(Excerpts from a figure dataset)
<<<<

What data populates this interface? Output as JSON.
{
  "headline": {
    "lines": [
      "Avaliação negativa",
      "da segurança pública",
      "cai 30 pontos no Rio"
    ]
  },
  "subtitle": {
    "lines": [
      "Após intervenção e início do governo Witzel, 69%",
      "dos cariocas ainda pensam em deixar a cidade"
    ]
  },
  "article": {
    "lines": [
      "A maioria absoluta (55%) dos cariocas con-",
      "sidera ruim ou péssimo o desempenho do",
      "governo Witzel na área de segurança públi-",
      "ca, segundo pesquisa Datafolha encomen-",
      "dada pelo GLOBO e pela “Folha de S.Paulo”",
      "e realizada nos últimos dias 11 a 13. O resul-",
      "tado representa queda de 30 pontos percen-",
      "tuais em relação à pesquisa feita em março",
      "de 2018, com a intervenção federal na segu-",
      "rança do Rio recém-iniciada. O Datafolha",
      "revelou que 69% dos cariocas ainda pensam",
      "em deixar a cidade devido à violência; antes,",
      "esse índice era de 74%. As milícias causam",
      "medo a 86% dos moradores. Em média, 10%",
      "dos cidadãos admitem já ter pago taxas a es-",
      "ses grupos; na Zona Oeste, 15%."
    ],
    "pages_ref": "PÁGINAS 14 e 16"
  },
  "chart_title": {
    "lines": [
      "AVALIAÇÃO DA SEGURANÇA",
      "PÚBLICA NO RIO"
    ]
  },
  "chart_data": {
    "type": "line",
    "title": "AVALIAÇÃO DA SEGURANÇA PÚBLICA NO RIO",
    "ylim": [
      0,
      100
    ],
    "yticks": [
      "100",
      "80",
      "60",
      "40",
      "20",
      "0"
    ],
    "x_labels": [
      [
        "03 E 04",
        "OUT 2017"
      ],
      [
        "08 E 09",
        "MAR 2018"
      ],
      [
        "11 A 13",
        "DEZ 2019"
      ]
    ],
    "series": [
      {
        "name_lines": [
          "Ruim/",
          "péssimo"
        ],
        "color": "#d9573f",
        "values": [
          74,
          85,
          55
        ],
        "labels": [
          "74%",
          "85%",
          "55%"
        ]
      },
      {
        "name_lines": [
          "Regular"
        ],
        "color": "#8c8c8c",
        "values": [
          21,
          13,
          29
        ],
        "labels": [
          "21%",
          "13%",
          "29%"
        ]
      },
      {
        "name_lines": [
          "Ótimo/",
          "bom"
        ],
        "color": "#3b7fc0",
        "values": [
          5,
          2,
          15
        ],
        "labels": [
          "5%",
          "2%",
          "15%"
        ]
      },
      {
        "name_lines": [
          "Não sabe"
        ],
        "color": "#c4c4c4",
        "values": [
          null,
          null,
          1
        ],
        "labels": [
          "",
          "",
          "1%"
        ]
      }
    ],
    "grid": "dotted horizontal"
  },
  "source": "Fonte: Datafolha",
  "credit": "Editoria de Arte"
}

>>>>

### EXERCISE REQUIREMENTS
Transcribe the data. Leave every line exactly as it is.

### COMPLETED EXERCISE
What data populates this interface? Output as JSON.
{
  "headline": {
    "lines": [
      "Avaliação negativa",
      "da segurança pública",
      "cai 30 pontos no Rio"
    ]
  },
  "subtitle": {
    "lines": [
      "Após intervenção e início do governo Witzel, 69%",
      "dos cariocas ainda pensam em deixar a cidade"
    ]
  },
  "article": {
    "lines": [
      "A maioria absoluta (55%) dos cariocas con-",
      "sidera ruim ou péssimo o desempenho do",
      "governo Witzel na área de segurança públi-",
      "ca, segundo pesquisa Datafolha encomen-",
      "dada pelo GLOBO e pela “Folha de S.Paulo”",
      "e realizada nos últimos dias 11 a 13. O resul-",
      "tado representa queda de 30 pontos percen-",
      "tuais em relação à pesquisa feita em março",
      "de 2018, com a intervenção federal na segu-",
      "rança do Rio recém-iniciada. O Datafolha",
      "revelou que 69% dos cariocas ainda pensam",
      "em deixar a cidade devido à violência; antes,",
      "esse índice era de 74%. As milícias causam",
      "medo a 86% dos moradores. Em média, 10%",
      "dos cidadãos admitem já ter pago taxas a es-",
      "ses grupos; na Zona Oeste, 15%."
    ],
    "pages_ref": "PÁGINAS 14 e 16"
  },
  "chart_title": {
    "lines": [
      "AVALIAÇÃO DA SEGURANÇA",
      "PÚBLICA NO RIO"
    ]
  },
  "chart_data": {
    "type": "line",
    "title": "AVALIAÇÃO DA SEGURANÇA PÚBLICA NO RIO",
    "ylim": [
      0,
      100
    ],
    "yticks": [
      "100",
      "80",
      "60",
      "40",
      "20",
      "0"
    ],
    "x_labels": [
      [
        "03 E 04",
        "OUT 2017"
      ],
      [
        "08 E 09",
        "MAR 2018"
      ],
      [
        "11 A 13",
        "DEZ 2019"
      ]
    ],
    "series": [
      {
        "name_lines": [
          "Ruim/",
          "péssimo"
        ],
        "color": "#d9573f",
        "values": [
          74,
          85,
          55
        ],
        "labels": [
          "74%",
          "85%",
          "55%"
        ]
      },
      {
        "name_lines": [
          "Regular"
        ],
        "color": "#8c8c8c",
        "values": [
          21,
          13,
          29
        ],
        "labels": [
          "21%",
          "13%",
          "29%"
        ]
      },
      {
        "name_lines": [
          "Ótimo/",
          "bom"
        ],
        "color": "#3b7fc0",
        "values": [
          5,
          2,
          15
        ],
        "labels": [
          "5%",
          "2%",
          "15%"
        ]
      },
      {
        "name_lines": [
          "Não sabe"
        ],
        "color": "#c4c4c4",
        "values": [
          null,
          null,
          1
        ],
        "labels": [
          "",
          "",
          "1%"
        ]
      }
    ],
    "grid": "dotted horizontal"
  },
  "source": "Fonte: Datafolha",
  "credit": "Editoria de Arte"
}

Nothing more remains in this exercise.